Short exercise:
Exactly reproduce each record listed below.

Records for the exercise:
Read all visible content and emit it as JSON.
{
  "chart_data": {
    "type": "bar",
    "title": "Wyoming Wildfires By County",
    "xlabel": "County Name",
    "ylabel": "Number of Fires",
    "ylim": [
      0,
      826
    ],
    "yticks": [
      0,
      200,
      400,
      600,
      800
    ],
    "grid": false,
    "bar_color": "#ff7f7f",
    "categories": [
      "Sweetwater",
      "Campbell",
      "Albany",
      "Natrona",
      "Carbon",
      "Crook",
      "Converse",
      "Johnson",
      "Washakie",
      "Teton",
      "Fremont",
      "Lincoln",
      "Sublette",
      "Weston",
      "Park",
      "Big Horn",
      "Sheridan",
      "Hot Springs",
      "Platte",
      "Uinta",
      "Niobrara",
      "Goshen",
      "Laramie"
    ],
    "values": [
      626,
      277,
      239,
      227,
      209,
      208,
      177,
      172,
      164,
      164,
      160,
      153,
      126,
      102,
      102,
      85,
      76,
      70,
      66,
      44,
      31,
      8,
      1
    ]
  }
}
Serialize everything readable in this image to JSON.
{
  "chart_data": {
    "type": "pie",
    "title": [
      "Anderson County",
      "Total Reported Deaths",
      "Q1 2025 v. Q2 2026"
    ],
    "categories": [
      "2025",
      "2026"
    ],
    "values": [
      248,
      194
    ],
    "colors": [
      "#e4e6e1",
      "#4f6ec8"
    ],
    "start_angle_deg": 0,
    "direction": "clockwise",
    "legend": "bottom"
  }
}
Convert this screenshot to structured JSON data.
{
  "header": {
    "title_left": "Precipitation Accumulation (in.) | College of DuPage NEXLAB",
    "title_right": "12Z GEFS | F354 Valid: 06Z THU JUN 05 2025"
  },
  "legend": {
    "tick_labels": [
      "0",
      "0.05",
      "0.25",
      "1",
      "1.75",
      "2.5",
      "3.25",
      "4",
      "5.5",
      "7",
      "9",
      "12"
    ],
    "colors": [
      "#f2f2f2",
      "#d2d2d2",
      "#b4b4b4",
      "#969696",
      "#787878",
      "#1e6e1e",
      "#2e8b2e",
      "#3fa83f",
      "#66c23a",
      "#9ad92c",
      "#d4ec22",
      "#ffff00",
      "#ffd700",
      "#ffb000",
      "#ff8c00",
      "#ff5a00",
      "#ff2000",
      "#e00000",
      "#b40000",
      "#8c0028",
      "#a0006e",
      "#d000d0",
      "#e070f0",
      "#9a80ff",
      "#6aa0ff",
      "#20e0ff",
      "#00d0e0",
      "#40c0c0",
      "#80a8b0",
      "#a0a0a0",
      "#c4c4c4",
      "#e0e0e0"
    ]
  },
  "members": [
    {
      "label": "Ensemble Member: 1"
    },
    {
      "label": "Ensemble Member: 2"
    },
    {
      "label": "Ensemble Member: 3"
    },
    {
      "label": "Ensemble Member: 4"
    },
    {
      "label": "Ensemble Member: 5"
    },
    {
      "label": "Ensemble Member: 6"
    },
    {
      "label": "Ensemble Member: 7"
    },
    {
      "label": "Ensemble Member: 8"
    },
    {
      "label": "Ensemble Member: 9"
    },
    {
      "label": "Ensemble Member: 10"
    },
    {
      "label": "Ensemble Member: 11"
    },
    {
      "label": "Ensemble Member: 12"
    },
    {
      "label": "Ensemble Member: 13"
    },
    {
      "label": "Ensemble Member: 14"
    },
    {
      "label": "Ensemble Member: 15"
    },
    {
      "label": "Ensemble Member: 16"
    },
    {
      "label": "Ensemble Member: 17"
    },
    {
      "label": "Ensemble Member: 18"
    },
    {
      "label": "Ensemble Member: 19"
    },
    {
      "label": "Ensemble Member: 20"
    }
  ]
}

Result of this task:
Read all visible content and emit it as JSON.
{
  "chart_data": {
    "type": "bar",
    "title": "Wyoming Wildfires By County",
    "xlabel": "County Name",
    "ylabel": "Number of Fires",
    "ylim": [
      0,
      826
    ],
    "yticks": [
      0,
      200,
      400,
      600,
      800
    ],
    "grid": false,
    "bar_color": "#ff7f7f",
    "categories": [
      "Sweetwater",
      "Campbell",
      "Albany",
      "Natrona",
      "Carbon",
      "Crook",
      "Converse",
      "Johnson",
      "Washakie",
      "Teton",
      "Fremont",
      "Lincoln",
      "Sublette",
      "Weston",
      "Park",
      "Big Horn",
      "Sheridan",
      "Hot Springs",
      "Platte",
      "Uinta",
      "Niobrara",
      "Goshen",
      "Laramie"
    ],
    "values": [
      626,
      277,
      239,
      227,
      209,
      208,
      177,
      172,
      164,
      164,
      160,
      153,
      126,
      102,
      102,
      85,
      76,
      70,
      66,
      44,
      31,
      8,
      1
    ]
  }
}
Serialize everything readable in this image to JSON.
{
  "chart_data": {
    "type": "pie",
    "title": [
      "Anderson County",
      "Total Reported Deaths",
      "Q1 2025 v. Q2 2026"
    ],
    "categories": [
      "2025",
      "2026"
    ],
    "values": [
      248,
      194
    ],
    "colors": [
      "#e4e6e1",
      "#4f6ec8"
    ],
    "start_angle_deg": 0,
    "direction": "clockwise",
    "legend": "bottom"
  }
}
Convert this screenshot to structured JSON data.
{
  "header": {
    "title_left": "Precipitation Accumulation (in.) | College of DuPage NEXLAB",
    "title_right": "12Z GEFS | F354 Valid: 06Z THU JUN 05 2025"
  },
  "legend": {
    "tick_labels": [
      "0",
      "0.05",
      "0.25",
      "1",
      "1.75",
      "2.5",
      "3.25",
      "4",
      "5.5",
      "7",
      "9",
      "12"
    ],
    "colors": [
      "#f2f2f2",
      "#d2d2d2",
      "#b4b4b4",
      "#969696",
      "#787878",
      "#1e6e1e",
      "#2e8b2e",
      "#3fa83f",
      "#66c23a",
      "#9ad92c",
      "#d4ec22",
      "#ffff00",
      "#ffd700",
      "#ffb000",
      "#ff8c00",
      "#ff5a00",
      "#ff2000",
      "#e00000",
      "#b40000",
      "#8c0028",
      "#a0006e",
      "#d000d0",
      "#e070f0",
      "#9a80ff",
      "#6aa0ff",
      "#20e0ff",
      "#00d0e0",
      "#40c0c0",
      "#80a8b0",
      "#a0a0a0",
      "#c4c4c4",
      "#e0e0e0"
    ]
  },
  "members": [
    {
      "label": "Ensemble Member: 1"
    },
    {
      "label": "Ensemble Member: 2"
    },
    {
      "label": "Ensemble Member: 3"
    },
    {
      "label": "Ensemble Member: 4"
    },
    {
      "label": "Ensemble Member: 5"
    },
    {
      "label": "Ensemble Member: 6"
    },
    {
      "label": "Ensemble Member: 7"
    },
    {
      "label": "Ensemble Member: 8"
    },
    {
      "label": "Ensemble Member: 9"
    },
    {
      "label": "Ensemble Member: 10"
    },
    {
      "label": "Ensemble Member: 11"
    },
    {
      "label": "Ensemble Member: 12"
    },
    {
      "label": "Ensemble Member: 13"
    },
    {
      "label": "Ensemble Member: 14"
    },
    {
      "label": "Ensemble Member: 15"
    },
    {
      "label": "Ensemble Member: 16"
    },
    {
      "label": "Ensemble Member: 17"
    },
    {
      "label": "Ensemble Member: 18"
    },
    {
      "label": "Ensemble Member: 19"
    },
    {
      "label": "Ensemble Member: 20"
    }
  ]
}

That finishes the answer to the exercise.